- DATASET ROWS
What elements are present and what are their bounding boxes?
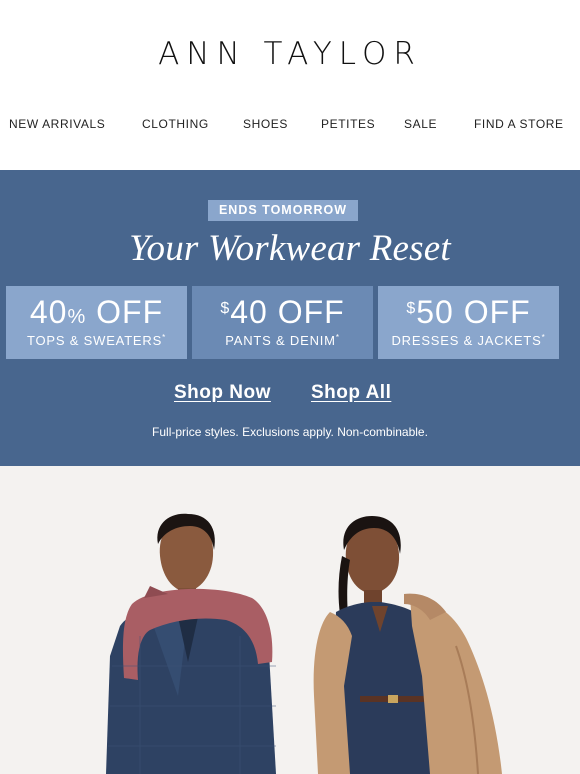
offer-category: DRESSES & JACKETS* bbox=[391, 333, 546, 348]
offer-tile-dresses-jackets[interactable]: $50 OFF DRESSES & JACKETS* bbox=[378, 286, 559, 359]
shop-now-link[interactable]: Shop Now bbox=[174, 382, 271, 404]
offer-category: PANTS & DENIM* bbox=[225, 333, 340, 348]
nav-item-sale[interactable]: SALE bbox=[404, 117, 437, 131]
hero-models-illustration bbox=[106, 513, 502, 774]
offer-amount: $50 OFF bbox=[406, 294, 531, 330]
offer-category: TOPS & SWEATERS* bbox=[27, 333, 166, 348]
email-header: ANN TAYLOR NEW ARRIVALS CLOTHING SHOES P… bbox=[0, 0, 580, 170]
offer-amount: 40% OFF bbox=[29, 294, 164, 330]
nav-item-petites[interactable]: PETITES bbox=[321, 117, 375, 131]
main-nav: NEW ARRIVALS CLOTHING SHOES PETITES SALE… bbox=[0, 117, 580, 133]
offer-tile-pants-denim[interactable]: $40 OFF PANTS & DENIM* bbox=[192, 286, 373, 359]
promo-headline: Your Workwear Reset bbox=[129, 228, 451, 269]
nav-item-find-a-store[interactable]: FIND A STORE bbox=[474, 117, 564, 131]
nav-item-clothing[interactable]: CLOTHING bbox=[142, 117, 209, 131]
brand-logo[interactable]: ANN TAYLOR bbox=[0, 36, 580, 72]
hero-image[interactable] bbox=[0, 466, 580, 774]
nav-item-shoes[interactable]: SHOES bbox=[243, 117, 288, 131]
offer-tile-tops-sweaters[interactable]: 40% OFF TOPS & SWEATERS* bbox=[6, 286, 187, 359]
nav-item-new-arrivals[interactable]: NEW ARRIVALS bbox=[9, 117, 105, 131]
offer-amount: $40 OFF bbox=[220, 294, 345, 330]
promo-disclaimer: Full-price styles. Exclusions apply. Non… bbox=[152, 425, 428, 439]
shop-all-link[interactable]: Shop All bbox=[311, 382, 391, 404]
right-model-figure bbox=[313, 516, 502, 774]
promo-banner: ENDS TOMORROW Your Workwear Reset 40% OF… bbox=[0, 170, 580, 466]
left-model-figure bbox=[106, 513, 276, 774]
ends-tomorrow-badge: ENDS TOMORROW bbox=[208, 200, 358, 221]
* * *
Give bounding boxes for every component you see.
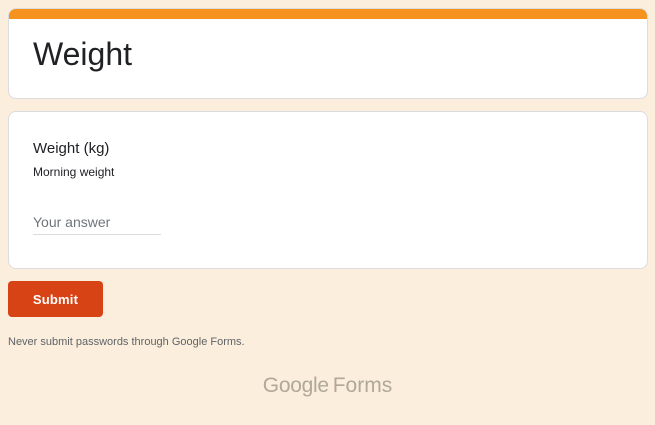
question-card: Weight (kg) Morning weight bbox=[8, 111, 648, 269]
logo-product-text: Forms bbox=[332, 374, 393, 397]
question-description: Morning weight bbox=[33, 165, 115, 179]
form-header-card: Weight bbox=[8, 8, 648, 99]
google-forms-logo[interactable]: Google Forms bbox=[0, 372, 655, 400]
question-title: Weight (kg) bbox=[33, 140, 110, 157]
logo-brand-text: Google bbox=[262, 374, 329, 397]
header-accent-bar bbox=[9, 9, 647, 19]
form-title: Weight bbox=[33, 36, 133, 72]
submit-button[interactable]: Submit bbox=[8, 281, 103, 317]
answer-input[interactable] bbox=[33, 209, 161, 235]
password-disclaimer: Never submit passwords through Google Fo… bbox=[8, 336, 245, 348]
==
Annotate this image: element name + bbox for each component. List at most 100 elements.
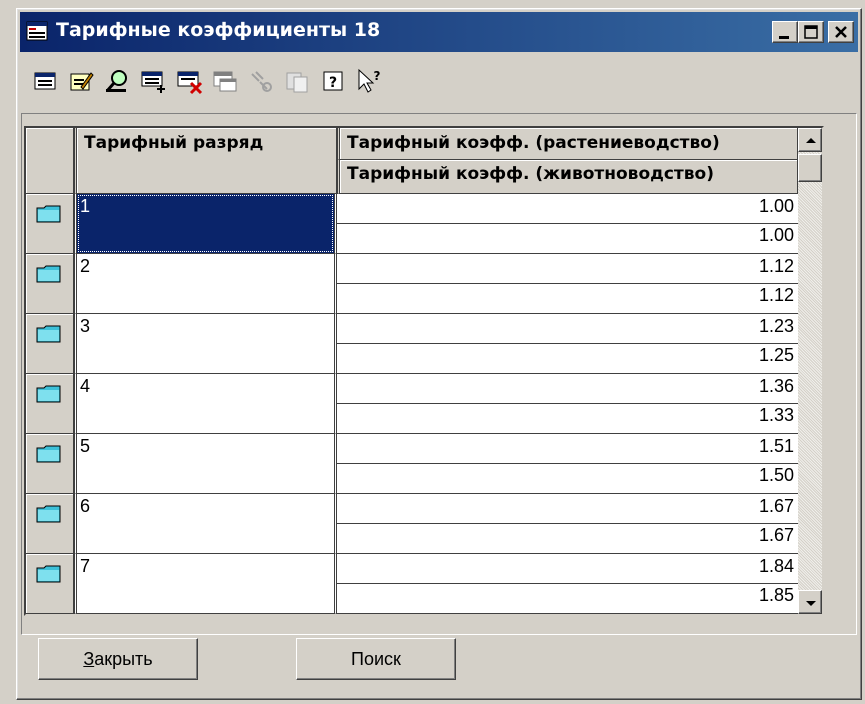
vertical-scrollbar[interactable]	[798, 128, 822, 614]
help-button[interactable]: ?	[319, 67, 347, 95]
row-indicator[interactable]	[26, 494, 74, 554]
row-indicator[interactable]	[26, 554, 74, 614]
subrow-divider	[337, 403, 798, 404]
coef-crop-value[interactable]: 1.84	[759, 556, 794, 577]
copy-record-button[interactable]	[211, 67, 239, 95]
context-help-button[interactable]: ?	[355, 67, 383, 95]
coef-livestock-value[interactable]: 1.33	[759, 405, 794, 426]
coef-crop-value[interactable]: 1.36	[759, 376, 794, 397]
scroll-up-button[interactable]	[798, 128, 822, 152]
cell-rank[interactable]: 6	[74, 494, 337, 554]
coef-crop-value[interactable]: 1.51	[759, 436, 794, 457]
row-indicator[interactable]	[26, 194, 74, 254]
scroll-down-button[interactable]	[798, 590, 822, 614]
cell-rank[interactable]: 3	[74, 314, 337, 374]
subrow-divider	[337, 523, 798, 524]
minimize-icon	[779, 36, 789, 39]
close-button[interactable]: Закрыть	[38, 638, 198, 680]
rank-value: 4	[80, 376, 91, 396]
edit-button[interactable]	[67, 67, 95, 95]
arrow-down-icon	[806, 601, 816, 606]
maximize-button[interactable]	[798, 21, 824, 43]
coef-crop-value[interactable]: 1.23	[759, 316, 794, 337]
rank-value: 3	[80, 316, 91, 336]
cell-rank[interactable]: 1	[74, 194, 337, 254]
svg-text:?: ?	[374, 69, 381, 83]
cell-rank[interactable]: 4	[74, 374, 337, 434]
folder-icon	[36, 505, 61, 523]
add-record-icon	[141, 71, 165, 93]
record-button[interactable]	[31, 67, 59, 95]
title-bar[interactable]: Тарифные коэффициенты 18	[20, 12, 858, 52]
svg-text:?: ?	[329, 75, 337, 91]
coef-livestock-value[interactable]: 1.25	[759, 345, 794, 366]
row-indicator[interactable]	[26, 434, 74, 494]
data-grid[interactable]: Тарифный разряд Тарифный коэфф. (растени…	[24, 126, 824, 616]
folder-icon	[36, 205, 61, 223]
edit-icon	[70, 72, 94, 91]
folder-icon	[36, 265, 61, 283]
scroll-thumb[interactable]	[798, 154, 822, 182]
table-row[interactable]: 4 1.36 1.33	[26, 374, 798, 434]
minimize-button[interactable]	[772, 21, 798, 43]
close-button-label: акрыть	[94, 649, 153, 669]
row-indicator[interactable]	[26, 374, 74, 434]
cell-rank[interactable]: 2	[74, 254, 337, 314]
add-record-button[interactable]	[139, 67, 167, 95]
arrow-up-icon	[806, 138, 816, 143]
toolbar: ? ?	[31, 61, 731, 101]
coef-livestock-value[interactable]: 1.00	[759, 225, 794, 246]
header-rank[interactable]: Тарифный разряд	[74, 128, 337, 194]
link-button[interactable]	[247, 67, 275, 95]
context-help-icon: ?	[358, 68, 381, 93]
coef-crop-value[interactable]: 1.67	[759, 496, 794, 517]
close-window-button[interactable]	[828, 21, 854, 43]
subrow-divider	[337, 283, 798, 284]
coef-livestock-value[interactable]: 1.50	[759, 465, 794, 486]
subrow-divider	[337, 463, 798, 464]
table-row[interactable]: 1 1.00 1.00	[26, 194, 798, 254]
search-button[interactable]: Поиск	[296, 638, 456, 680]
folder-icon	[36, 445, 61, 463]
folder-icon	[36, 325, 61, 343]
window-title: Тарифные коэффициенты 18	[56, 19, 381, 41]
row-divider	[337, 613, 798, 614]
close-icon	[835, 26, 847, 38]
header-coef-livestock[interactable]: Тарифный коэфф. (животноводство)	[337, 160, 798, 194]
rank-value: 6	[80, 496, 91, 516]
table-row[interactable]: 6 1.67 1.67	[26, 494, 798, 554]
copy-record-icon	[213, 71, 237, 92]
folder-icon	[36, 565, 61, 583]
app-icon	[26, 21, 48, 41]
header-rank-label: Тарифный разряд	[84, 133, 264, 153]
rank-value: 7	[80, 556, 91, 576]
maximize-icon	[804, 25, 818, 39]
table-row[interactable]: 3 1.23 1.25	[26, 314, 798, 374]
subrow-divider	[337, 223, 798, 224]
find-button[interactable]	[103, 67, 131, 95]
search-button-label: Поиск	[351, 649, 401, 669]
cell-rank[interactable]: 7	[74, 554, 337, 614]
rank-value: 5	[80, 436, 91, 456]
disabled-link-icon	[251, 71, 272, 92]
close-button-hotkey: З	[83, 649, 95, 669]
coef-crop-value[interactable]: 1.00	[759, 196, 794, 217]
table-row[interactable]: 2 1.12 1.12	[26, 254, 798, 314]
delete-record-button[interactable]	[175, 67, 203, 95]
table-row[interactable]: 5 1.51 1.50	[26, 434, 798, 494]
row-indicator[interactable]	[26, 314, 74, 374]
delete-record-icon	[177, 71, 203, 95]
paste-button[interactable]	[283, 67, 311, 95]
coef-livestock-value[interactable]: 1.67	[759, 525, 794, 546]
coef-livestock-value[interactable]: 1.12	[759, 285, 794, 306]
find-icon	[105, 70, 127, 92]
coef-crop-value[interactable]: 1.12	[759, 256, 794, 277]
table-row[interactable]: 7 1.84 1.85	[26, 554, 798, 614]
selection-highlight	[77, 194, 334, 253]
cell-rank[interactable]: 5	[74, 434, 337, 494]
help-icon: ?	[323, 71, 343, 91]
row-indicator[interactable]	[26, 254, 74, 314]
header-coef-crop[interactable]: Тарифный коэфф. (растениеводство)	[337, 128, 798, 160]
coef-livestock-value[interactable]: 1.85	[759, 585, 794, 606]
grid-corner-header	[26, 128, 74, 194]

- PROBLEM TO WORK ON
Format the lines from the line with "offer-category: DRESSES &" to the line with "brand-logo[interactable]: ANN TAYLOR", both included, as a JSON list of strings with one string per line and blank lines omitted.

- IN RESPONSE
[
  "offer-category: DRESSES & JACKETS* bbox=[391, 333, 546, 348]",
  "offer-tile-dresses-jackets[interactable]: $50 OFF DRESSES & JACKETS* bbox=[378, 286, 559, 359]",
  "shop-now-link[interactable]: Shop Now bbox=[174, 382, 271, 404]",
  "offer-category: PANTS & DENIM* bbox=[225, 333, 340, 348]",
  "nav-item-sale[interactable]: SALE bbox=[404, 117, 437, 131]",
  "hero-models-illustration bbox=[106, 513, 502, 774]",
  "offer-amount: $50 OFF bbox=[406, 294, 531, 330]",
  "offer-category: TOPS & SWEATERS* bbox=[27, 333, 166, 348]",
  "email-header: ANN TAYLOR NEW ARRIVALS CLOTHING SHOES P… bbox=[0, 0, 580, 170]",
  "offer-amount: 40% OFF bbox=[29, 294, 164, 330]",
  "nav-item-petites[interactable]: PETITES bbox=[321, 117, 375, 131]",
  "main-nav: NEW ARRIVALS CLOTHING SHOES PETITES SALE… bbox=[0, 117, 580, 133]",
  "offer-tile-pants-denim[interactable]: $40 OFF PANTS & DENIM* bbox=[192, 286, 373, 359]",
  "promo-headline: Your Workwear Reset bbox=[129, 228, 451, 269]",
  "nav-item-find-a-store[interactable]: FIND A STORE bbox=[474, 117, 564, 131]",
  "nav-item-clothing[interactable]: CLOTHING bbox=[142, 117, 209, 131]",
  "brand-logo[interactable]: ANN TAYLOR bbox=[0, 36, 580, 72]"
]